GIVEN TASK: Write out all the entries word for word and omit any pictures.

ITEMS:

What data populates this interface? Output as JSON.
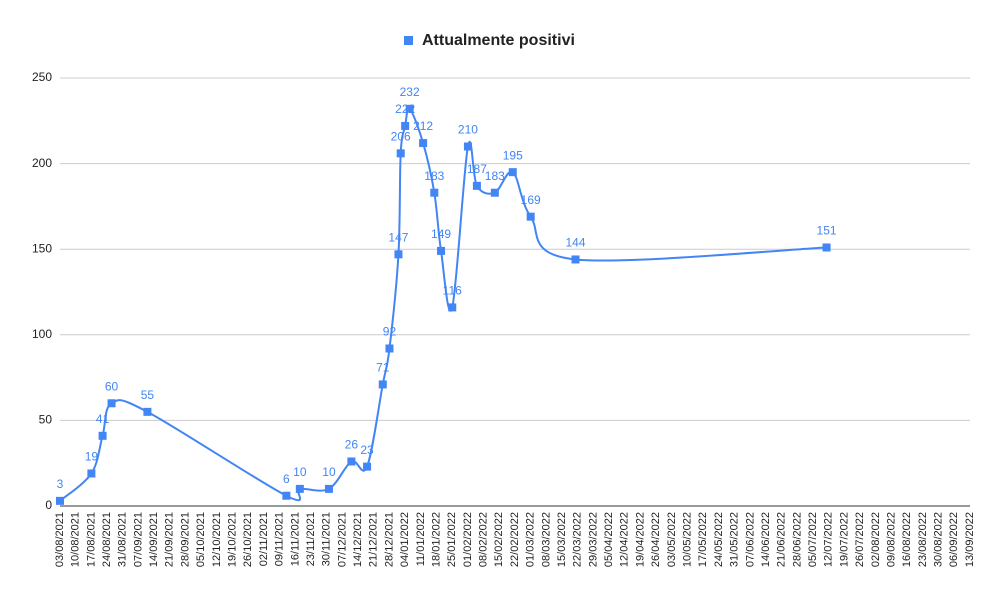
{
  "chart_data": {
    "type": "line",
    "legend": "top",
    "x": [
      "03/08/2021",
      "17/08/2021",
      "22/08/2021",
      "26/08/2021",
      "11/09/2021",
      "12/11/2021",
      "18/11/2021",
      "01/12/2021",
      "11/12/2021",
      "18/12/2021",
      "25/12/2021",
      "28/12/2021",
      "01/01/2022",
      "02/01/2022",
      "04/01/2022",
      "06/01/2022",
      "12/01/2022",
      "17/01/2022",
      "20/01/2022",
      "25/01/2022",
      "01/02/2022",
      "05/02/2022",
      "13/02/2022",
      "21/02/2022",
      "01/03/2022",
      "21/03/2022",
      "11/07/2022"
    ],
    "series": [
      {
        "name": "Attualmente positivi",
        "color": "#4285f4",
        "values": [
          3,
          19,
          41,
          60,
          55,
          6,
          10,
          10,
          26,
          23,
          71,
          92,
          147,
          206,
          222,
          232,
          212,
          183,
          149,
          116,
          210,
          187,
          183,
          195,
          169,
          144,
          151
        ]
      }
    ],
    "xlim": [
      "03/08/2021",
      "13/09/2022"
    ],
    "xticks": [
      "03/08/2021",
      "10/08/2021",
      "17/08/2021",
      "24/08/2021",
      "31/08/2021",
      "07/09/2021",
      "14/09/2021",
      "21/09/2021",
      "28/09/2021",
      "05/10/2021",
      "12/10/2021",
      "19/10/2021",
      "26/10/2021",
      "02/11/2021",
      "09/11/2021",
      "16/11/2021",
      "23/11/2021",
      "30/11/2021",
      "07/12/2021",
      "14/12/2021",
      "21/12/2021",
      "28/12/2021",
      "04/01/2022",
      "11/01/2022",
      "18/01/2022",
      "25/01/2022",
      "01/02/2022",
      "08/02/2022",
      "15/02/2022",
      "22/02/2022",
      "01/03/2022",
      "08/03/2022",
      "15/03/2022",
      "22/03/2022",
      "29/03/2022",
      "05/04/2022",
      "12/04/2022",
      "19/04/2022",
      "26/04/2022",
      "03/05/2022",
      "10/05/2022",
      "17/05/2022",
      "24/05/2022",
      "31/05/2022",
      "07/06/2022",
      "14/06/2022",
      "21/06/2022",
      "28/06/2022",
      "05/07/2022",
      "12/07/2022",
      "19/07/2022",
      "26/07/2022",
      "02/08/2022",
      "09/08/2022",
      "16/08/2022",
      "23/08/2022",
      "30/08/2022",
      "06/09/2022",
      "13/09/2022"
    ],
    "ylim": [
      0,
      250
    ],
    "yticks": [
      0,
      50,
      100,
      150,
      200,
      250
    ],
    "grid": true
  }
}
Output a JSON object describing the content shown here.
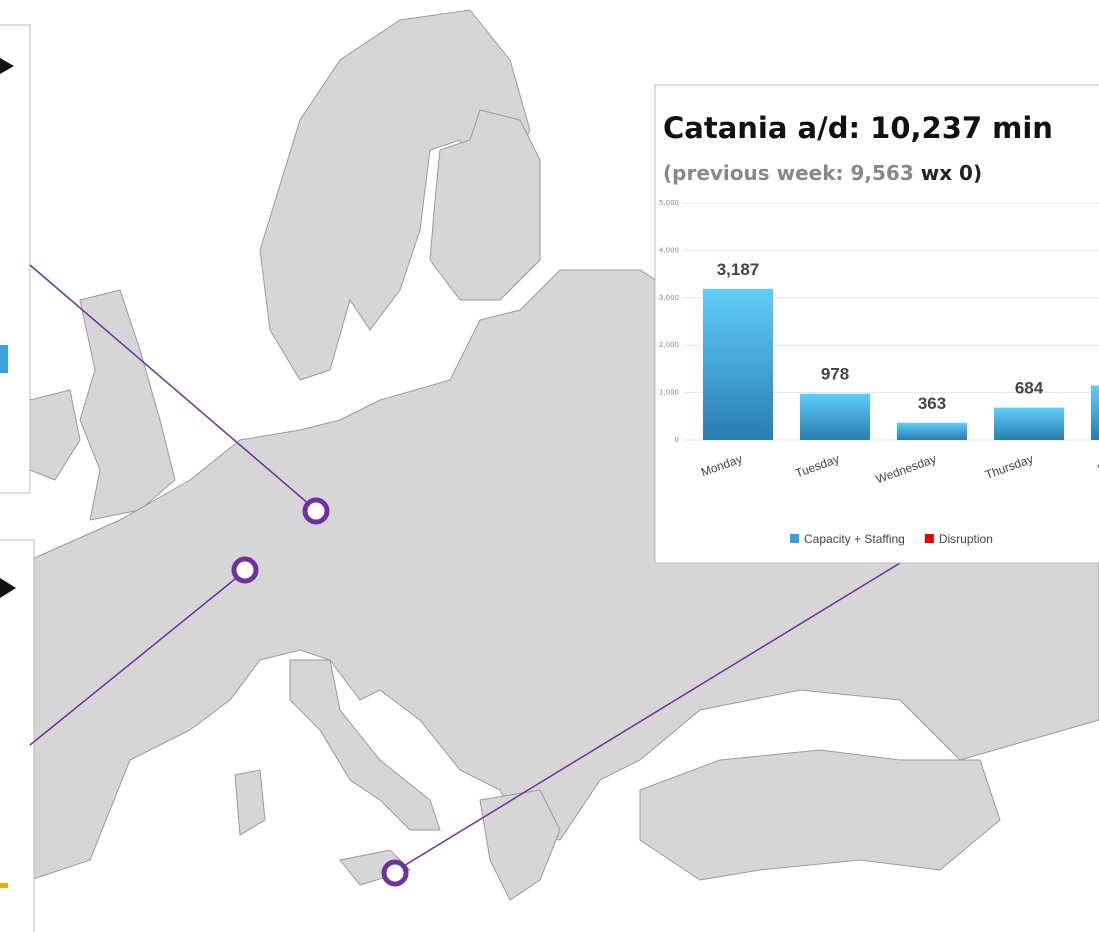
{
  "chart_data": {
    "type": "bar",
    "title": "Catania a/d: 10,237 min",
    "subtitle_parts": [
      "(previous week: 9,563 ",
      "wx 0",
      ")"
    ],
    "categories": [
      "Monday",
      "Tuesday",
      "Wednesday",
      "Thursday",
      "Friday"
    ],
    "values": [
      3187,
      978,
      363,
      684,
      1150
    ],
    "value_labels": [
      "3,187",
      "978",
      "363",
      "684",
      null
    ],
    "color": "#4fb8e8",
    "ylim": [
      0,
      5000
    ],
    "yticks": [
      0,
      {
        "value": 1000,
        "label": "1,000"
      },
      {
        "value": 2000,
        "label": "2,000"
      },
      {
        "value": 3000,
        "label": "3,000"
      },
      {
        "value": 4000,
        "label": "4,000"
      },
      {
        "value": 5000,
        "label": "5,000"
      }
    ],
    "grid": true,
    "legend": [
      {
        "name": "Capacity + Staffing",
        "color": "#3aa0d8"
      },
      {
        "name": "Disruption",
        "color": "#e00000"
      }
    ]
  }
}
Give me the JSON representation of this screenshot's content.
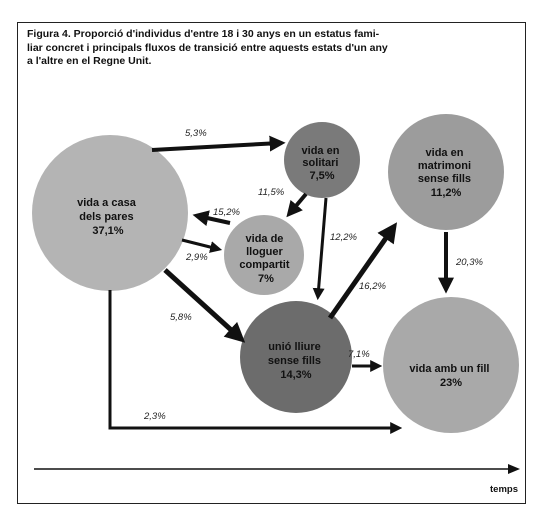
{
  "figure": {
    "caption_lines": [
      "Figura 4. Proporció d'individus d'entre 18 i 30 anys en un estatus fami-",
      "liar concret i principals fluxos de transició entre aquests estats d'un any",
      "a l'altre en el Regne Unit."
    ],
    "axis_label": "temps"
  },
  "nodes": [
    {
      "id": "home",
      "lines": [
        "vida a casa",
        "dels pares",
        "37,1%"
      ],
      "color": "#b4b4b4"
    },
    {
      "id": "solo",
      "lines": [
        "vida en",
        "solitari",
        "7,5%"
      ],
      "color": "#7a7a7a"
    },
    {
      "id": "shared",
      "lines": [
        "vida de",
        "lloguer",
        "compartit",
        "7%"
      ],
      "color": "#a9a9a9"
    },
    {
      "id": "cohab",
      "lines": [
        "unió lliure",
        "sense fills",
        "14,3%"
      ],
      "color": "#6c6c6c"
    },
    {
      "id": "married",
      "lines": [
        "vida en",
        "matrimoni",
        "sense fills",
        "11,2%"
      ],
      "color": "#9c9c9c"
    },
    {
      "id": "child",
      "lines": [
        "vida amb un fill",
        "23%"
      ],
      "color": "#a9a9a9"
    }
  ],
  "flows": [
    {
      "id": "home-solo",
      "label": "5,3%"
    },
    {
      "id": "solo-shared",
      "label": "11,5%"
    },
    {
      "id": "shared-home",
      "label": "15,2%"
    },
    {
      "id": "home-shared",
      "label": "2,9%"
    },
    {
      "id": "solo-cohab",
      "label": "12,2%"
    },
    {
      "id": "home-cohab",
      "label": "5,8%"
    },
    {
      "id": "cohab-married",
      "label": "16,2%"
    },
    {
      "id": "married-child",
      "label": "20,3%"
    },
    {
      "id": "cohab-child",
      "label": "7,1%"
    },
    {
      "id": "home-child",
      "label": "2,3%"
    }
  ]
}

FINAL RESULT:
What data populates this interface? Output as JSON.
{
  "chart_data": {
    "type": "line",
    "legend": "top",
    "x": [
      "03/08/2021",
      "17/08/2021",
      "22/08/2021",
      "26/08/2021",
      "11/09/2021",
      "12/11/2021",
      "18/11/2021",
      "01/12/2021",
      "11/12/2021",
      "18/12/2021",
      "25/12/2021",
      "28/12/2021",
      "01/01/2022",
      "02/01/2022",
      "04/01/2022",
      "06/01/2022",
      "12/01/2022",
      "17/01/2022",
      "20/01/2022",
      "25/01/2022",
      "01/02/2022",
      "05/02/2022",
      "13/02/2022",
      "21/02/2022",
      "01/03/2022",
      "21/03/2022",
      "11/07/2022"
    ],
    "series": [
      {
        "name": "Attualmente positivi",
        "color": "#4285f4",
        "values": [
          3,
          19,
          41,
          60,
          55,
          6,
          10,
          10,
          26,
          23,
          71,
          92,
          147,
          206,
          222,
          232,
          212,
          183,
          149,
          116,
          210,
          187,
          183,
          195,
          169,
          144,
          151
        ]
      }
    ],
    "xlim": [
      "03/08/2021",
      "13/09/2022"
    ],
    "xticks": [
      "03/08/2021",
      "10/08/2021",
      "17/08/2021",
      "24/08/2021",
      "31/08/2021",
      "07/09/2021",
      "14/09/2021",
      "21/09/2021",
      "28/09/2021",
      "05/10/2021",
      "12/10/2021",
      "19/10/2021",
      "26/10/2021",
      "02/11/2021",
      "09/11/2021",
      "16/11/2021",
      "23/11/2021",
      "30/11/2021",
      "07/12/2021",
      "14/12/2021",
      "21/12/2021",
      "28/12/2021",
      "04/01/2022",
      "11/01/2022",
      "18/01/2022",
      "25/01/2022",
      "01/02/2022",
      "08/02/2022",
      "15/02/2022",
      "22/02/2022",
      "01/03/2022",
      "08/03/2022",
      "15/03/2022",
      "22/03/2022",
      "29/03/2022",
      "05/04/2022",
      "12/04/2022",
      "19/04/2022",
      "26/04/2022",
      "03/05/2022",
      "10/05/2022",
      "17/05/2022",
      "24/05/2022",
      "31/05/2022",
      "07/06/2022",
      "14/06/2022",
      "21/06/2022",
      "28/06/2022",
      "05/07/2022",
      "12/07/2022",
      "19/07/2022",
      "26/07/2022",
      "02/08/2022",
      "09/08/2022",
      "16/08/2022",
      "23/08/2022",
      "30/08/2022",
      "06/09/2022",
      "13/09/2022"
    ],
    "ylim": [
      0,
      250
    ],
    "yticks": [
      0,
      50,
      100,
      150,
      200,
      250
    ],
    "grid": true
  }
}
Output a JSON object describing the content shown here.
{
  "chart_data": {
    "type": "bar",
    "title": "Catania a/d: 10,237 min",
    "subtitle_parts": [
      "(previous week: 9,563 ",
      "wx 0",
      ")"
    ],
    "categories": [
      "Monday",
      "Tuesday",
      "Wednesday",
      "Thursday",
      "Friday"
    ],
    "values": [
      3187,
      978,
      363,
      684,
      1150
    ],
    "value_labels": [
      "3,187",
      "978",
      "363",
      "684",
      null
    ],
    "color": "#4fb8e8",
    "ylim": [
      0,
      5000
    ],
    "yticks": [
      0,
      {
        "value": 1000,
        "label": "1,000"
      },
      {
        "value": 2000,
        "label": "2,000"
      },
      {
        "value": 3000,
        "label": "3,000"
      },
      {
        "value": 4000,
        "label": "4,000"
      },
      {
        "value": 5000,
        "label": "5,000"
      }
    ],
    "grid": true,
    "legend": [
      {
        "name": "Capacity + Staffing",
        "color": "#3aa0d8"
      },
      {
        "name": "Disruption",
        "color": "#e00000"
      }
    ]
  }
}
Give me the JSON representation of this screenshot's content.
{
  "figure": {
    "caption_lines": [
      "Figura 4. Proporció d'individus d'entre 18 i 30 anys en un estatus fami-",
      "liar concret i principals fluxos de transició entre aquests estats d'un any",
      "a l'altre en el Regne Unit."
    ],
    "axis_label": "temps"
  },
  "nodes": [
    {
      "id": "home",
      "lines": [
        "vida a casa",
        "dels pares",
        "37,1%"
      ],
      "color": "#b4b4b4"
    },
    {
      "id": "solo",
      "lines": [
        "vida en",
        "solitari",
        "7,5%"
      ],
      "color": "#7a7a7a"
    },
    {
      "id": "shared",
      "lines": [
        "vida de",
        "lloguer",
        "compartit",
        "7%"
      ],
      "color": "#a9a9a9"
    },
    {
      "id": "cohab",
      "lines": [
        "unió lliure",
        "sense fills",
        "14,3%"
      ],
      "color": "#6c6c6c"
    },
    {
      "id": "married",
      "lines": [
        "vida en",
        "matrimoni",
        "sense fills",
        "11,2%"
      ],
      "color": "#9c9c9c"
    },
    {
      "id": "child",
      "lines": [
        "vida amb un fill",
        "23%"
      ],
      "color": "#a9a9a9"
    }
  ],
  "flows": [
    {
      "id": "home-solo",
      "label": "5,3%"
    },
    {
      "id": "solo-shared",
      "label": "11,5%"
    },
    {
      "id": "shared-home",
      "label": "15,2%"
    },
    {
      "id": "home-shared",
      "label": "2,9%"
    },
    {
      "id": "solo-cohab",
      "label": "12,2%"
    },
    {
      "id": "home-cohab",
      "label": "5,8%"
    },
    {
      "id": "cohab-married",
      "label": "16,2%"
    },
    {
      "id": "married-child",
      "label": "20,3%"
    },
    {
      "id": "cohab-child",
      "label": "7,1%"
    },
    {
      "id": "home-child",
      "label": "2,3%"
    }
  ]
}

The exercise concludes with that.